Retype all of the data. Every line must match exactly.
begin Source records
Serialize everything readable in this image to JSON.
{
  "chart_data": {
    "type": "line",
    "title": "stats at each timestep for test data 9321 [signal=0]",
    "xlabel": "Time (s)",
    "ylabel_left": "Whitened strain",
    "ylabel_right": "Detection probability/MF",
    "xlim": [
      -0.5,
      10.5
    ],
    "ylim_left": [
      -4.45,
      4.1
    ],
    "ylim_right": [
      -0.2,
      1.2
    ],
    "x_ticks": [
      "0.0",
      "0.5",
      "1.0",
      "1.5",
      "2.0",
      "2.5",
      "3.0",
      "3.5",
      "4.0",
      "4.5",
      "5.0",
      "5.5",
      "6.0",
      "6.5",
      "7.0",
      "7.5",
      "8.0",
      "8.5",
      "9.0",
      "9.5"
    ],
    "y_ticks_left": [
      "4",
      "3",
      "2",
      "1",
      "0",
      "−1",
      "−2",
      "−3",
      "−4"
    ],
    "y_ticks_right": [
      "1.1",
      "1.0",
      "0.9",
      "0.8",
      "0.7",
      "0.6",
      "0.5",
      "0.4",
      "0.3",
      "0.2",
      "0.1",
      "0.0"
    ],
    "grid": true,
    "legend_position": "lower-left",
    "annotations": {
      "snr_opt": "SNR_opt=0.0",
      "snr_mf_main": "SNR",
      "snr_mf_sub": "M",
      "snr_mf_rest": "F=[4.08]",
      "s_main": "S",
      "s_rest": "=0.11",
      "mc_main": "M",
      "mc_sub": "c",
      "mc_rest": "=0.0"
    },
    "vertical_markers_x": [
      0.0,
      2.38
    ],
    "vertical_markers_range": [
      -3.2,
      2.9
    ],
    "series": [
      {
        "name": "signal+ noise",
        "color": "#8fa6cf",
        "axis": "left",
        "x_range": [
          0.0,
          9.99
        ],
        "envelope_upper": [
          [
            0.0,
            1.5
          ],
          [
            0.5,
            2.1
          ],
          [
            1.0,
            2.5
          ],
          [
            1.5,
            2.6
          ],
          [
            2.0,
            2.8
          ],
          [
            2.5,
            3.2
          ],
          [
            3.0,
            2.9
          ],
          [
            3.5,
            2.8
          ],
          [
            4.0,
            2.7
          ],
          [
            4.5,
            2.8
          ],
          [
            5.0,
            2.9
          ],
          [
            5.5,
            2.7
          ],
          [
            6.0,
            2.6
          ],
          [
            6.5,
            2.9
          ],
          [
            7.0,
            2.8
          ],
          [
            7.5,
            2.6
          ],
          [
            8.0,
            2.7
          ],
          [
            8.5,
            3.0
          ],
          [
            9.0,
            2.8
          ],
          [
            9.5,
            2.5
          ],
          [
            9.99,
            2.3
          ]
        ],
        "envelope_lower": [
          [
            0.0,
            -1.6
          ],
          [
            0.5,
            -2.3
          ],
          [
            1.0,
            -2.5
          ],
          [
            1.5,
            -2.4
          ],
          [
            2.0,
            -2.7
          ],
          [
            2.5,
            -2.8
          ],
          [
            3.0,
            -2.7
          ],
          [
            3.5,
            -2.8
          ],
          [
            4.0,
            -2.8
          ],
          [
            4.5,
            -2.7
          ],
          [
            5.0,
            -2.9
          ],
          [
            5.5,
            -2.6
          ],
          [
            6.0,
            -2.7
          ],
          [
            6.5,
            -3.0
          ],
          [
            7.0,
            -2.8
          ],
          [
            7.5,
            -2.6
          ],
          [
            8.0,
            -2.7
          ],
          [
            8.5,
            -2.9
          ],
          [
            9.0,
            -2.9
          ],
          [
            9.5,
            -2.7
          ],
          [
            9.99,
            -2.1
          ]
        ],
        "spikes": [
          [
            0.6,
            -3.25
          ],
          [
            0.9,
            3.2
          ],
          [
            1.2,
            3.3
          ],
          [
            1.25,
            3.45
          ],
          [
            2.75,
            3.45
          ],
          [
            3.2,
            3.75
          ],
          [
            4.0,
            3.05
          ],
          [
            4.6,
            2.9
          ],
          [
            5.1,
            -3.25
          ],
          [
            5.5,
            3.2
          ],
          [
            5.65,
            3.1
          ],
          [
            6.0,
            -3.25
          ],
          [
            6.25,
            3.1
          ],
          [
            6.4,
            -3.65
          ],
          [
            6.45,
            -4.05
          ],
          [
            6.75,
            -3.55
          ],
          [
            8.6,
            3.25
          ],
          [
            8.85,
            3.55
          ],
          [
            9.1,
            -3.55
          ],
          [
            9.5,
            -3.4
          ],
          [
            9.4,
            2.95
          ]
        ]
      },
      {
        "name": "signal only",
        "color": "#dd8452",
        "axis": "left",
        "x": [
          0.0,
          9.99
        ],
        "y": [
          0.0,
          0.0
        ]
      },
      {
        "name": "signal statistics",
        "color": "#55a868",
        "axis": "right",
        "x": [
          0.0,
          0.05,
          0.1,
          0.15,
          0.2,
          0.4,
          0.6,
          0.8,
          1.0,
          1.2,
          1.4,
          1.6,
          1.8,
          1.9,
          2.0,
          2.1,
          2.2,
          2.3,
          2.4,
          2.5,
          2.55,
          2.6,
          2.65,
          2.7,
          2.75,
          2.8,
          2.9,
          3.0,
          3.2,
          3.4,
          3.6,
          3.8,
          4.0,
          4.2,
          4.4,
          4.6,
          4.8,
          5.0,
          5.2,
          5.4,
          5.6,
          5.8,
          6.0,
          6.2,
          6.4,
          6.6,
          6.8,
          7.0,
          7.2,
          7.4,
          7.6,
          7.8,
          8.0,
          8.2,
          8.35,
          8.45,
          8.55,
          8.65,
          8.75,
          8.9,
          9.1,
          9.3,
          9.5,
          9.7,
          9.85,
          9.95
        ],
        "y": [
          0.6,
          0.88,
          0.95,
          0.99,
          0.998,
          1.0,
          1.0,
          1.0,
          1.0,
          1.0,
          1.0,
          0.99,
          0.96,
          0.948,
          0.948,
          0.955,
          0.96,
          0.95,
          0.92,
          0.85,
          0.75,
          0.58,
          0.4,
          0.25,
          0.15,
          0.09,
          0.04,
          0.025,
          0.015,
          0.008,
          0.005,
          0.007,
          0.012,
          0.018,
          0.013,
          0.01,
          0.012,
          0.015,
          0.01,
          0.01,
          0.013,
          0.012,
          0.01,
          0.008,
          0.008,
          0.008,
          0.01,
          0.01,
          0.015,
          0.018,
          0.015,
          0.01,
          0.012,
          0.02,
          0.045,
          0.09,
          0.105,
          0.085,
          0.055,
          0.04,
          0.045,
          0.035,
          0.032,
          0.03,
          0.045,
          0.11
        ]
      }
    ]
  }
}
end Source records
> Full solution
Serialize everything readable in this image to JSON.
{
  "chart_data": {
    "type": "line",
    "title": "stats at each timestep for test data 9321 [signal=0]",
    "xlabel": "Time (s)",
    "ylabel_left": "Whitened strain",
    "ylabel_right": "Detection probability/MF",
    "xlim": [
      -0.5,
      10.5
    ],
    "ylim_left": [
      -4.45,
      4.1
    ],
    "ylim_right": [
      -0.2,
      1.2
    ],
    "x_ticks": [
      "0.0",
      "0.5",
      "1.0",
      "1.5",
      "2.0",
      "2.5",
      "3.0",
      "3.5",
      "4.0",
      "4.5",
      "5.0",
      "5.5",
      "6.0",
      "6.5",
      "7.0",
      "7.5",
      "8.0",
      "8.5",
      "9.0",
      "9.5"
    ],
    "y_ticks_left": [
      "4",
      "3",
      "2",
      "1",
      "0",
      "−1",
      "−2",
      "−3",
      "−4"
    ],
    "y_ticks_right": [
      "1.1",
      "1.0",
      "0.9",
      "0.8",
      "0.7",
      "0.6",
      "0.5",
      "0.4",
      "0.3",
      "0.2",
      "0.1",
      "0.0"
    ],
    "grid": true,
    "legend_position": "lower-left",
    "annotations": {
      "snr_opt": "SNR_opt=0.0",
      "snr_mf_main": "SNR",
      "snr_mf_sub": "M",
      "snr_mf_rest": "F=[4.08]",
      "s_main": "S",
      "s_rest": "=0.11",
      "mc_main": "M",
      "mc_sub": "c",
      "mc_rest": "=0.0"
    },
    "vertical_markers_x": [
      0.0,
      2.38
    ],
    "vertical_markers_range": [
      -3.2,
      2.9
    ],
    "series": [
      {
        "name": "signal+ noise",
        "color": "#8fa6cf",
        "axis": "left",
        "x_range": [
          0.0,
          9.99
        ],
        "envelope_upper": [
          [
            0.0,
            1.5
          ],
          [
            0.5,
            2.1
          ],
          [
            1.0,
            2.5
          ],
          [
            1.5,
            2.6
          ],
          [
            2.0,
            2.8
          ],
          [
            2.5,
            3.2
          ],
          [
            3.0,
            2.9
          ],
          [
            3.5,
            2.8
          ],
          [
            4.0,
            2.7
          ],
          [
            4.5,
            2.8
          ],
          [
            5.0,
            2.9
          ],
          [
            5.5,
            2.7
          ],
          [
            6.0,
            2.6
          ],
          [
            6.5,
            2.9
          ],
          [
            7.0,
            2.8
          ],
          [
            7.5,
            2.6
          ],
          [
            8.0,
            2.7
          ],
          [
            8.5,
            3.0
          ],
          [
            9.0,
            2.8
          ],
          [
            9.5,
            2.5
          ],
          [
            9.99,
            2.3
          ]
        ],
        "envelope_lower": [
          [
            0.0,
            -1.6
          ],
          [
            0.5,
            -2.3
          ],
          [
            1.0,
            -2.5
          ],
          [
            1.5,
            -2.4
          ],
          [
            2.0,
            -2.7
          ],
          [
            2.5,
            -2.8
          ],
          [
            3.0,
            -2.7
          ],
          [
            3.5,
            -2.8
          ],
          [
            4.0,
            -2.8
          ],
          [
            4.5,
            -2.7
          ],
          [
            5.0,
            -2.9
          ],
          [
            5.5,
            -2.6
          ],
          [
            6.0,
            -2.7
          ],
          [
            6.5,
            -3.0
          ],
          [
            7.0,
            -2.8
          ],
          [
            7.5,
            -2.6
          ],
          [
            8.0,
            -2.7
          ],
          [
            8.5,
            -2.9
          ],
          [
            9.0,
            -2.9
          ],
          [
            9.5,
            -2.7
          ],
          [
            9.99,
            -2.1
          ]
        ],
        "spikes": [
          [
            0.6,
            -3.25
          ],
          [
            0.9,
            3.2
          ],
          [
            1.2,
            3.3
          ],
          [
            1.25,
            3.45
          ],
          [
            2.75,
            3.45
          ],
          [
            3.2,
            3.75
          ],
          [
            4.0,
            3.05
          ],
          [
            4.6,
            2.9
          ],
          [
            5.1,
            -3.25
          ],
          [
            5.5,
            3.2
          ],
          [
            5.65,
            3.1
          ],
          [
            6.0,
            -3.25
          ],
          [
            6.25,
            3.1
          ],
          [
            6.4,
            -3.65
          ],
          [
            6.45,
            -4.05
          ],
          [
            6.75,
            -3.55
          ],
          [
            8.6,
            3.25
          ],
          [
            8.85,
            3.55
          ],
          [
            9.1,
            -3.55
          ],
          [
            9.5,
            -3.4
          ],
          [
            9.4,
            2.95
          ]
        ]
      },
      {
        "name": "signal only",
        "color": "#dd8452",
        "axis": "left",
        "x": [
          0.0,
          9.99
        ],
        "y": [
          0.0,
          0.0
        ]
      },
      {
        "name": "signal statistics",
        "color": "#55a868",
        "axis": "right",
        "x": [
          0.0,
          0.05,
          0.1,
          0.15,
          0.2,
          0.4,
          0.6,
          0.8,
          1.0,
          1.2,
          1.4,
          1.6,
          1.8,
          1.9,
          2.0,
          2.1,
          2.2,
          2.3,
          2.4,
          2.5,
          2.55,
          2.6,
          2.65,
          2.7,
          2.75,
          2.8,
          2.9,
          3.0,
          3.2,
          3.4,
          3.6,
          3.8,
          4.0,
          4.2,
          4.4,
          4.6,
          4.8,
          5.0,
          5.2,
          5.4,
          5.6,
          5.8,
          6.0,
          6.2,
          6.4,
          6.6,
          6.8,
          7.0,
          7.2,
          7.4,
          7.6,
          7.8,
          8.0,
          8.2,
          8.35,
          8.45,
          8.55,
          8.65,
          8.75,
          8.9,
          9.1,
          9.3,
          9.5,
          9.7,
          9.85,
          9.95
        ],
        "y": [
          0.6,
          0.88,
          0.95,
          0.99,
          0.998,
          1.0,
          1.0,
          1.0,
          1.0,
          1.0,
          1.0,
          0.99,
          0.96,
          0.948,
          0.948,
          0.955,
          0.96,
          0.95,
          0.92,
          0.85,
          0.75,
          0.58,
          0.4,
          0.25,
          0.15,
          0.09,
          0.04,
          0.025,
          0.015,
          0.008,
          0.005,
          0.007,
          0.012,
          0.018,
          0.013,
          0.01,
          0.012,
          0.015,
          0.01,
          0.01,
          0.013,
          0.012,
          0.01,
          0.008,
          0.008,
          0.008,
          0.01,
          0.01,
          0.015,
          0.018,
          0.015,
          0.01,
          0.012,
          0.02,
          0.045,
          0.09,
          0.105,
          0.085,
          0.055,
          0.04,
          0.045,
          0.035,
          0.032,
          0.03,
          0.045,
          0.11
        ]
      }
    ]
  }
}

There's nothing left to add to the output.